▸ Records for the exercise:
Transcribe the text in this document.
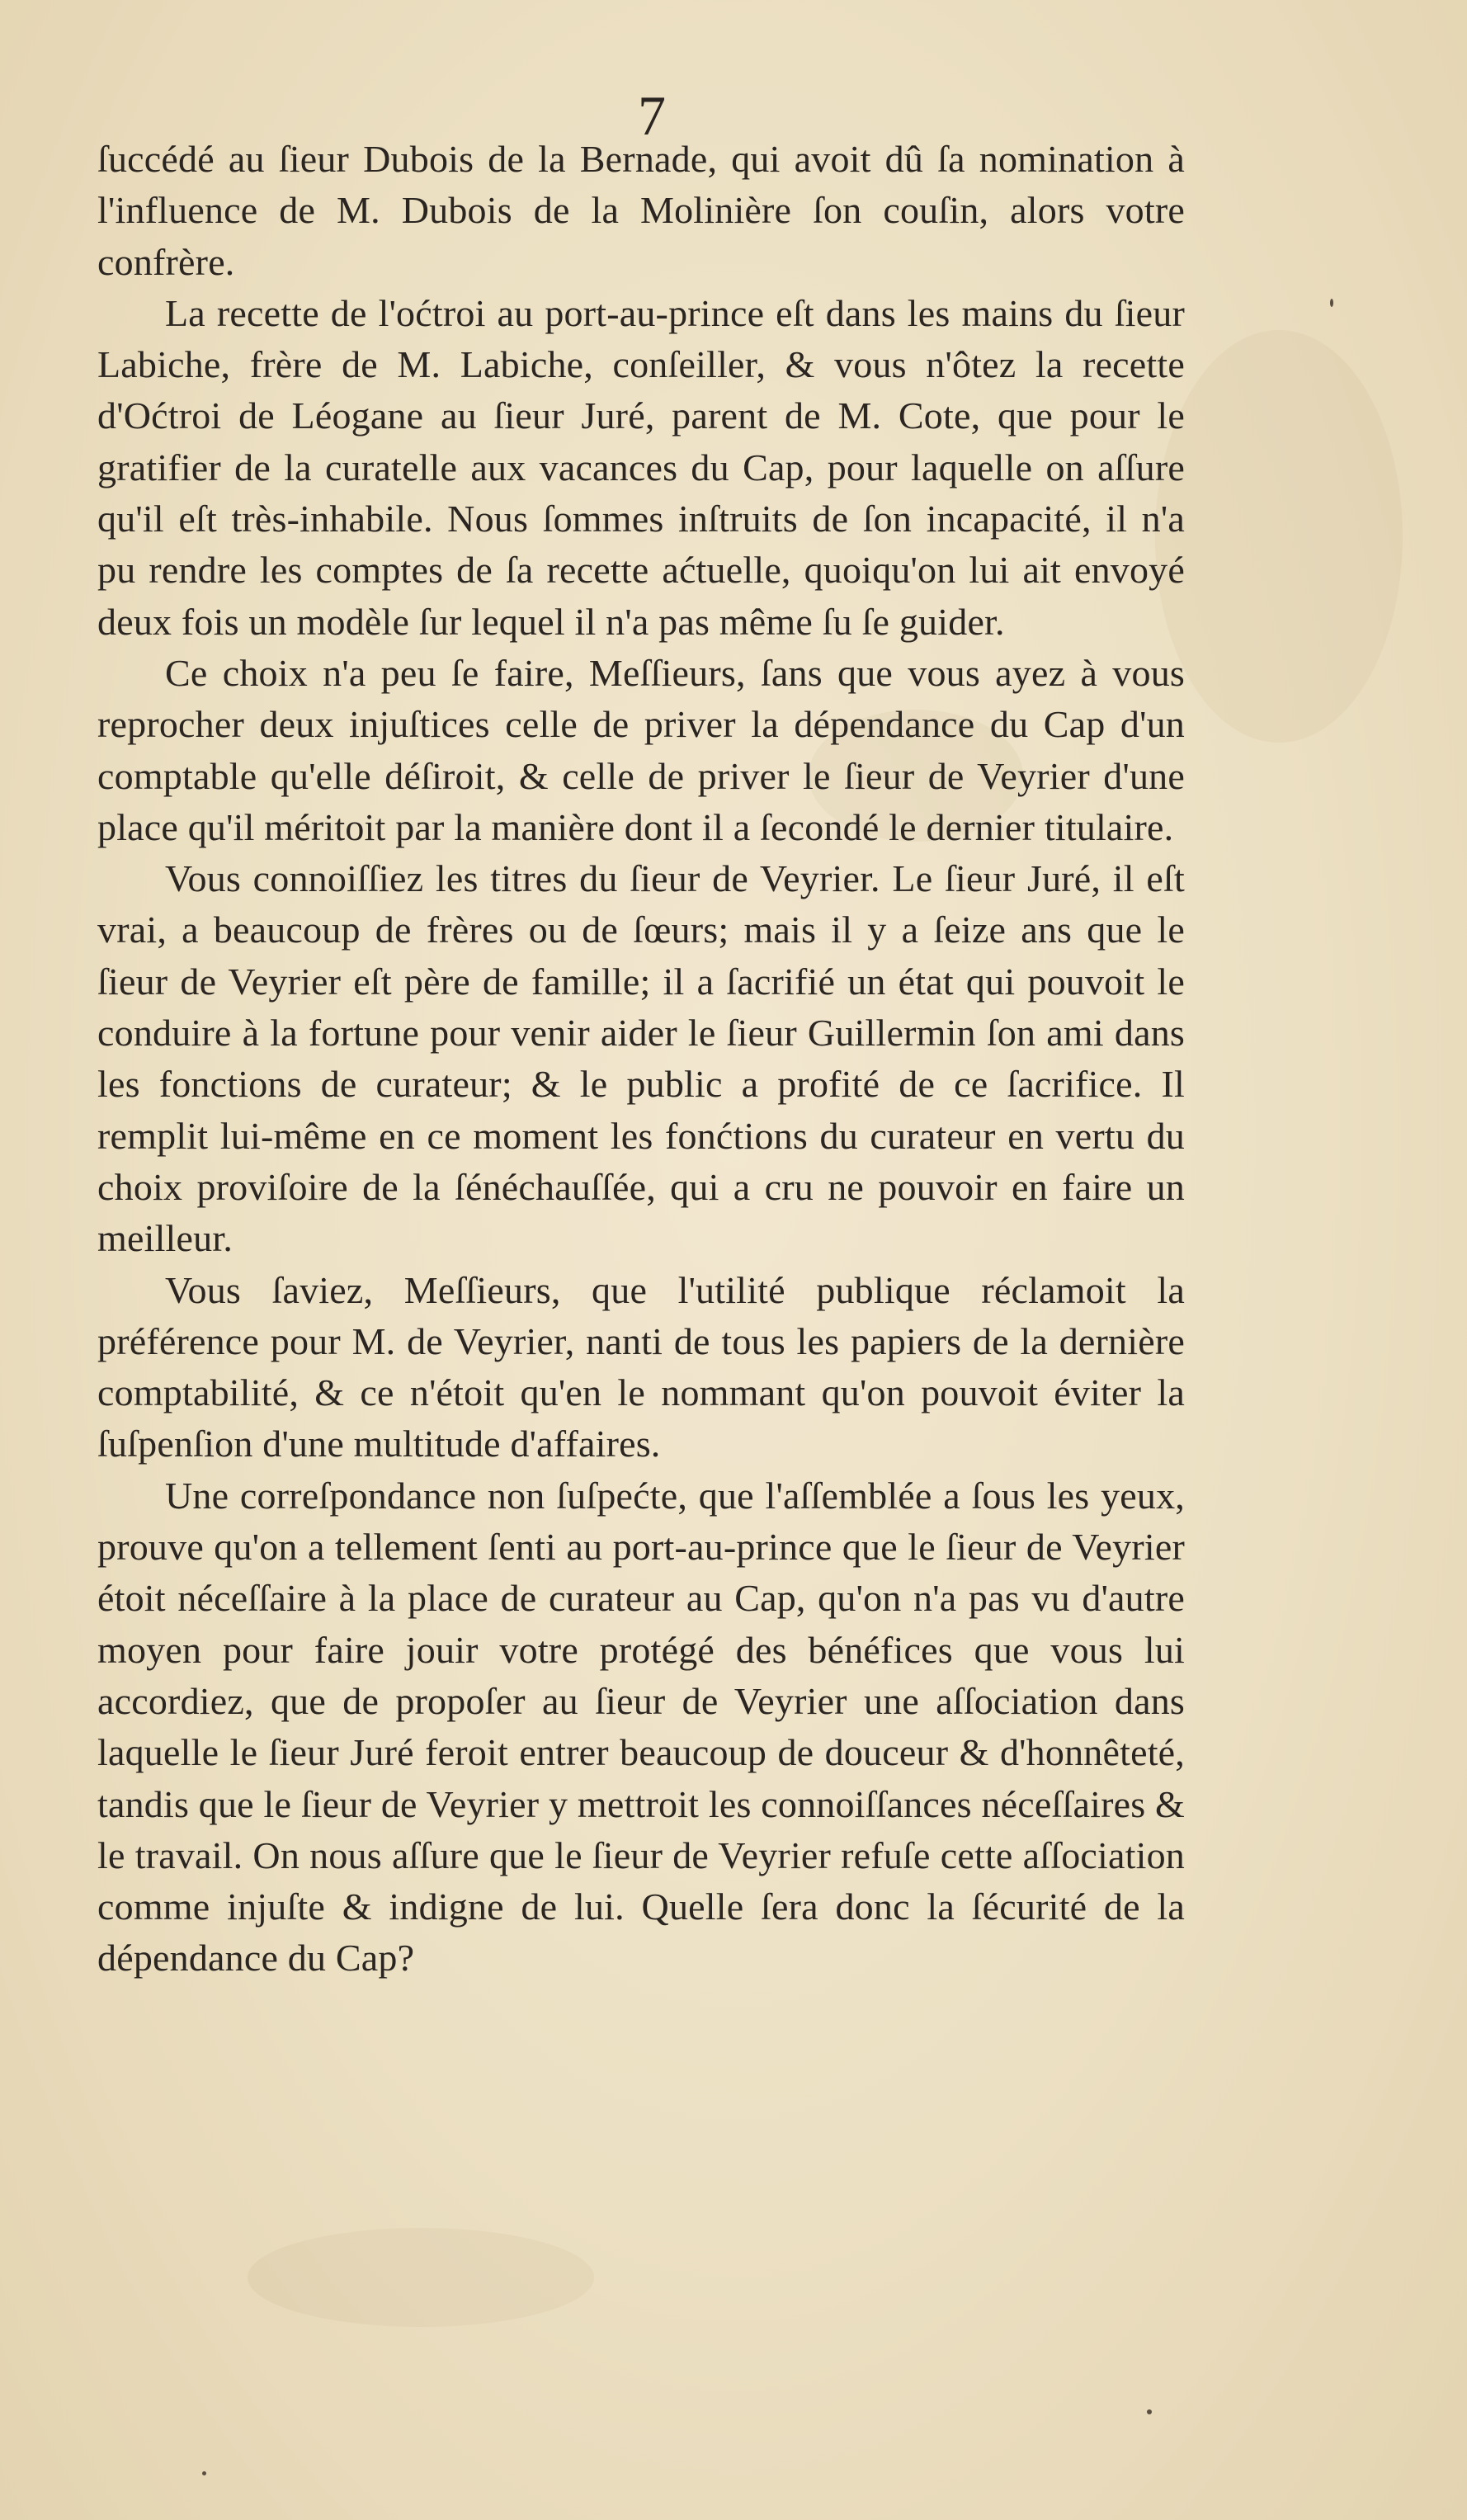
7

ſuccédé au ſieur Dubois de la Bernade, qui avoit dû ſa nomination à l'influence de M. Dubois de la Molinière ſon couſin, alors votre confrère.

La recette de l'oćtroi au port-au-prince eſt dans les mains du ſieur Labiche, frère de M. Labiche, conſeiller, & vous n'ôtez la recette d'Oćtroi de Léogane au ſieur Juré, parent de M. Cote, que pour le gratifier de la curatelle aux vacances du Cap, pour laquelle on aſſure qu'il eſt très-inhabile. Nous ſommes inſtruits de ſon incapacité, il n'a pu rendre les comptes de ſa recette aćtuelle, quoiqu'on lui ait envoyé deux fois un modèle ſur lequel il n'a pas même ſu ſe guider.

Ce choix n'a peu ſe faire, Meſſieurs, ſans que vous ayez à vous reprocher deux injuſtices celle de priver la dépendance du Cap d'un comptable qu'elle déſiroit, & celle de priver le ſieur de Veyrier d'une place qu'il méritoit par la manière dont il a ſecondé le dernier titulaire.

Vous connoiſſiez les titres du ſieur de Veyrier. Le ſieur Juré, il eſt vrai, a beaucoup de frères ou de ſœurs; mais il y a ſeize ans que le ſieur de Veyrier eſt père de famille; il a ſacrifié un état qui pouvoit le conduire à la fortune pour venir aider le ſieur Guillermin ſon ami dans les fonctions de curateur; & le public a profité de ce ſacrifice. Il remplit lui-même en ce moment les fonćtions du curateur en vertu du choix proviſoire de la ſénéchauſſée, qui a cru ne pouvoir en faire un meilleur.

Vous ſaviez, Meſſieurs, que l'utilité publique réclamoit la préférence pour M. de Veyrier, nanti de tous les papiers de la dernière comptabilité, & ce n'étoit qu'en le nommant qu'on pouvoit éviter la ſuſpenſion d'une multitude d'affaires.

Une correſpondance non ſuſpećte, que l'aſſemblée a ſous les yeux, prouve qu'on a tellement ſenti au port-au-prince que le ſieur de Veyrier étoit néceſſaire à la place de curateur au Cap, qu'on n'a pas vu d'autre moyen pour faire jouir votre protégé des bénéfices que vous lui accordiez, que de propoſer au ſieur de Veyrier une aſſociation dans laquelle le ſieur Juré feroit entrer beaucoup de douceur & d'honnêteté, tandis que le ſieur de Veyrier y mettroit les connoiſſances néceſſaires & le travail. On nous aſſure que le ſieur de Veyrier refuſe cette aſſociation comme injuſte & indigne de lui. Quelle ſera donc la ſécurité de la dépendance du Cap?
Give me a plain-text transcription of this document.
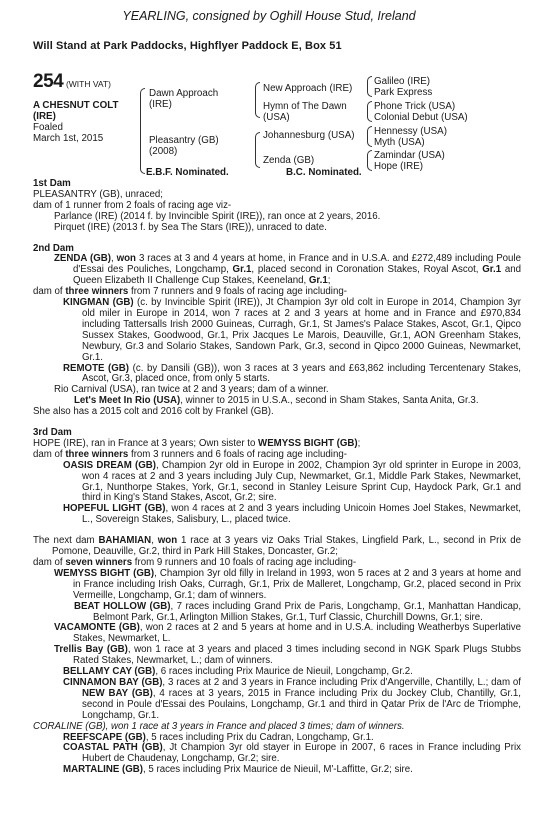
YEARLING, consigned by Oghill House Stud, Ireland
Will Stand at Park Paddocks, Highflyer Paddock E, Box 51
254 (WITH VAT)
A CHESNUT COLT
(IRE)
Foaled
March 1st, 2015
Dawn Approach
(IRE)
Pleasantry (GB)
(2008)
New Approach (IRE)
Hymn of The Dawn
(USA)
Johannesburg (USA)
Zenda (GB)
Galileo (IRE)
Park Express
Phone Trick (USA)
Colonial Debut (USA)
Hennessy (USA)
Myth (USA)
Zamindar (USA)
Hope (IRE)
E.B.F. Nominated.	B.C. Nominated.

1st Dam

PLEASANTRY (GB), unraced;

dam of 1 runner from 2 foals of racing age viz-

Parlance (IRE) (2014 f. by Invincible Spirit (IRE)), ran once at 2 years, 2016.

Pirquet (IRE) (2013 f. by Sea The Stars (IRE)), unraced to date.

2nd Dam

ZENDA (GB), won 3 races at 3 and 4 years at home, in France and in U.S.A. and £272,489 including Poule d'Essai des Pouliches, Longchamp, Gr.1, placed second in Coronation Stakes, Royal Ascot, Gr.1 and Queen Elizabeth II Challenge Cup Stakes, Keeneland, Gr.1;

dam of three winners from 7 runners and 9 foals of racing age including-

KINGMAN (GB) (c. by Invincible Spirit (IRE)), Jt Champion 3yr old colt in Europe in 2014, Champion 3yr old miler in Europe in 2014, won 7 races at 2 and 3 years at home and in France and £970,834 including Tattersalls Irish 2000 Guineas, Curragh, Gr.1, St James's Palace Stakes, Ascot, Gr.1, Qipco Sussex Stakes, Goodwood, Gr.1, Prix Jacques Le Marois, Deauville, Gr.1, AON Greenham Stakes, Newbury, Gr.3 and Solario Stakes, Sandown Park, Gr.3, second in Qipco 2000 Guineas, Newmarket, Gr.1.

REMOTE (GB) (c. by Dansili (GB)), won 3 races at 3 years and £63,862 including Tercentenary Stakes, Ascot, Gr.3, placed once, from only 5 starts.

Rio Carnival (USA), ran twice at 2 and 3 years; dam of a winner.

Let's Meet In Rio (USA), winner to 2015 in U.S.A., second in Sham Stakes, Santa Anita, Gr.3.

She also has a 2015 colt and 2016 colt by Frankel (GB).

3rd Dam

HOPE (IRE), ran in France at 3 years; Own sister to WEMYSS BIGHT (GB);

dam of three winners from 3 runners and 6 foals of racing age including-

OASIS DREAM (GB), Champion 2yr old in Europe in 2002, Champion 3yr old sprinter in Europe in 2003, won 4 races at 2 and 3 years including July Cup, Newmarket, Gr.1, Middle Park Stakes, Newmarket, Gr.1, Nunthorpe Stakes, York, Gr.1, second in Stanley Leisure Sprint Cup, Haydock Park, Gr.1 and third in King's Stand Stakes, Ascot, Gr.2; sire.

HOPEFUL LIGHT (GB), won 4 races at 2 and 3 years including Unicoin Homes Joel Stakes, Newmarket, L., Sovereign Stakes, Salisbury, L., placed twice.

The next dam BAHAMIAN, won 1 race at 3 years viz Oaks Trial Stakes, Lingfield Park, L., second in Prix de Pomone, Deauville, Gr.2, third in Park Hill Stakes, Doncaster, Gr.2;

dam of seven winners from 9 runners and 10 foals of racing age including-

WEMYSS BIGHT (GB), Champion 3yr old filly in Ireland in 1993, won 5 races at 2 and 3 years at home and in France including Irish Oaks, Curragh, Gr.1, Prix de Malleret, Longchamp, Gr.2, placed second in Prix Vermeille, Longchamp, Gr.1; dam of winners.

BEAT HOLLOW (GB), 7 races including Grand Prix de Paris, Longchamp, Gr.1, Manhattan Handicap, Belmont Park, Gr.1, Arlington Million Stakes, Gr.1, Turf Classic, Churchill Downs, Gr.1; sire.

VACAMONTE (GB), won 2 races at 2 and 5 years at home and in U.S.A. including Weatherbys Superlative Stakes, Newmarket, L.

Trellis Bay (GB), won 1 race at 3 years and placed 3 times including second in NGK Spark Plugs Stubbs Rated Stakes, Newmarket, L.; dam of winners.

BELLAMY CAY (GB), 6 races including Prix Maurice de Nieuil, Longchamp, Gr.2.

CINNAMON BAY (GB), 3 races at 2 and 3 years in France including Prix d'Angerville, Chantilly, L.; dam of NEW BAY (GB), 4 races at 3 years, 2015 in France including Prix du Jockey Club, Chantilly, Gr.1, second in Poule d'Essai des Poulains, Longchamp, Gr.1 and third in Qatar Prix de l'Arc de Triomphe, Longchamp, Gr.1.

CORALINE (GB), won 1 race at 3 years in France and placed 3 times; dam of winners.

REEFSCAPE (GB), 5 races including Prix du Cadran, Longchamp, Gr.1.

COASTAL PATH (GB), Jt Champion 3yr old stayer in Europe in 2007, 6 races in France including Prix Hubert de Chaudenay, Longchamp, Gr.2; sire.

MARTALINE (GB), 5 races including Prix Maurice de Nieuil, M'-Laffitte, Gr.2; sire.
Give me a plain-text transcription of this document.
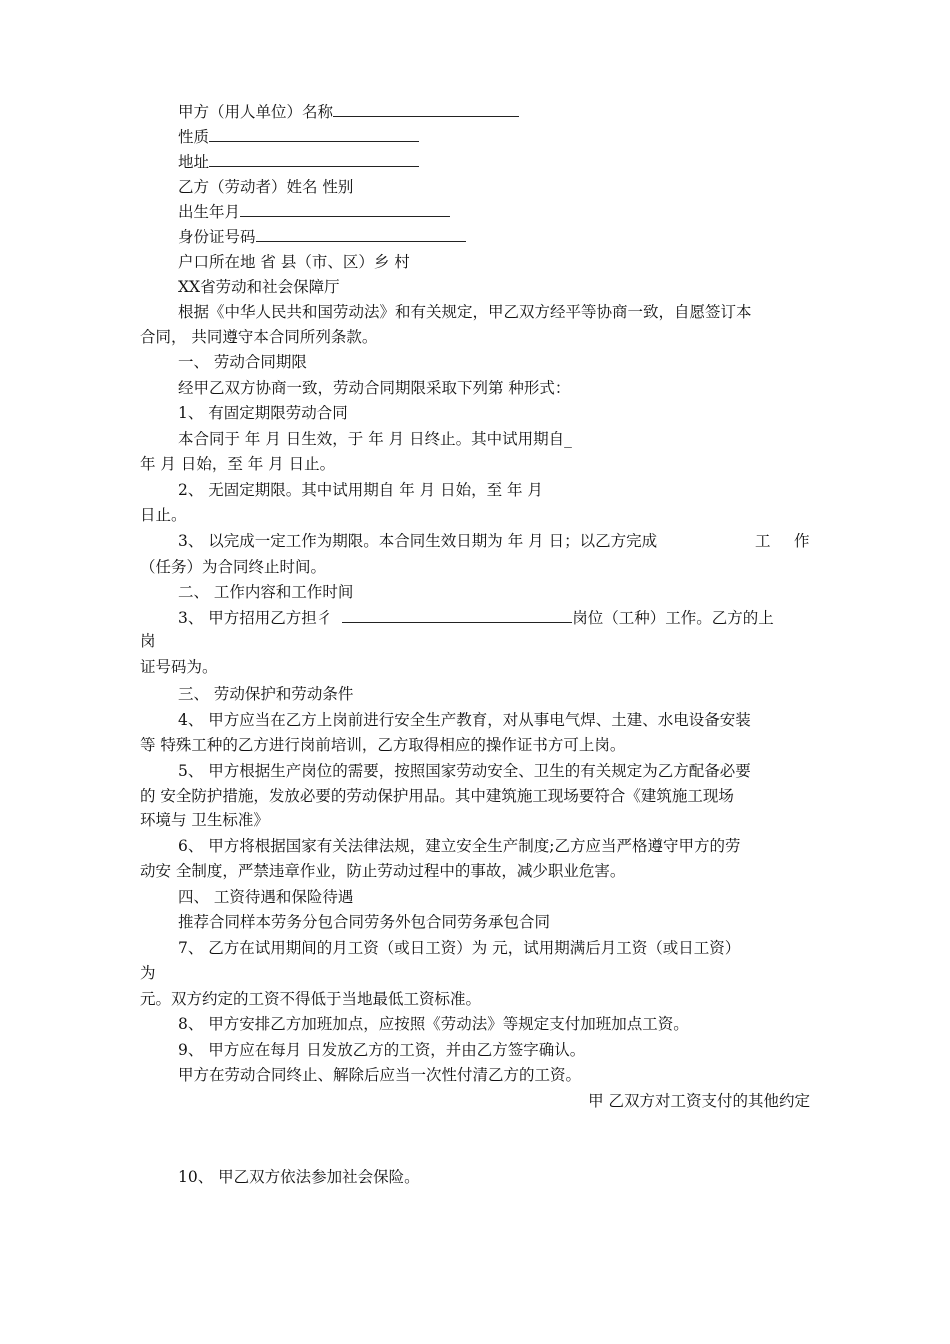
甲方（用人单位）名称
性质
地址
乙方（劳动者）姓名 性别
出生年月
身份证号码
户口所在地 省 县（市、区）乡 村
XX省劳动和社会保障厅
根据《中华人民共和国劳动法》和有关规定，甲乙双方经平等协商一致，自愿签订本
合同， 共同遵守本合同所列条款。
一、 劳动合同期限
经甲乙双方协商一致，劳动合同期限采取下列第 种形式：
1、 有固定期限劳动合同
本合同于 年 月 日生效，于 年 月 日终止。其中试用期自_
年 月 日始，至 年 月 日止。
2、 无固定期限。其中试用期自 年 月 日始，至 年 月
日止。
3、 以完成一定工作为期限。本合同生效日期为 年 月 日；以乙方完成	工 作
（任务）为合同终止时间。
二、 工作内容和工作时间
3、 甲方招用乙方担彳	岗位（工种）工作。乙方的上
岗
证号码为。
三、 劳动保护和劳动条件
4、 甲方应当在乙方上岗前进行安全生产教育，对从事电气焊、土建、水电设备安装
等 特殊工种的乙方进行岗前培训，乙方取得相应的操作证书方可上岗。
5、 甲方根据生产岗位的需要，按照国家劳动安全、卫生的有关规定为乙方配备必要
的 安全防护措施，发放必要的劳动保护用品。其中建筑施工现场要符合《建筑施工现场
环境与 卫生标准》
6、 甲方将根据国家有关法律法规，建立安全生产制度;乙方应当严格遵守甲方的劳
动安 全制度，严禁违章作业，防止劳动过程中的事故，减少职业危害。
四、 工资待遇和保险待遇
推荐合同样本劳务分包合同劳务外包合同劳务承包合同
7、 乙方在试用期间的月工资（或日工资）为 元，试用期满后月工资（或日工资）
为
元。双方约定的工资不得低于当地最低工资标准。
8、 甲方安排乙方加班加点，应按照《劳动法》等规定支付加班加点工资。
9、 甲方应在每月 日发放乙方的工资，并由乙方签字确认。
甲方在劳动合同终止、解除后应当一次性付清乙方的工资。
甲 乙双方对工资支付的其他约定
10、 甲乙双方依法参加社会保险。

▸ Stated problem:
Show all lines above holding "WEMYSS".

▸ Final result:
HOPE (IRE), ran in France at 3 years; Own sister to WEMYSS BIGHT (GB);
WEMYSS BIGHT (GB), Champion 3yr old filly in Ireland in 1993, won 5 races at 2 and 3 years at home and in France including Irish Oaks, Curragh, Gr.1, Prix de Malleret, Longchamp, Gr.2, placed second in Prix Vermeille, Longchamp, Gr.1; dam of winners.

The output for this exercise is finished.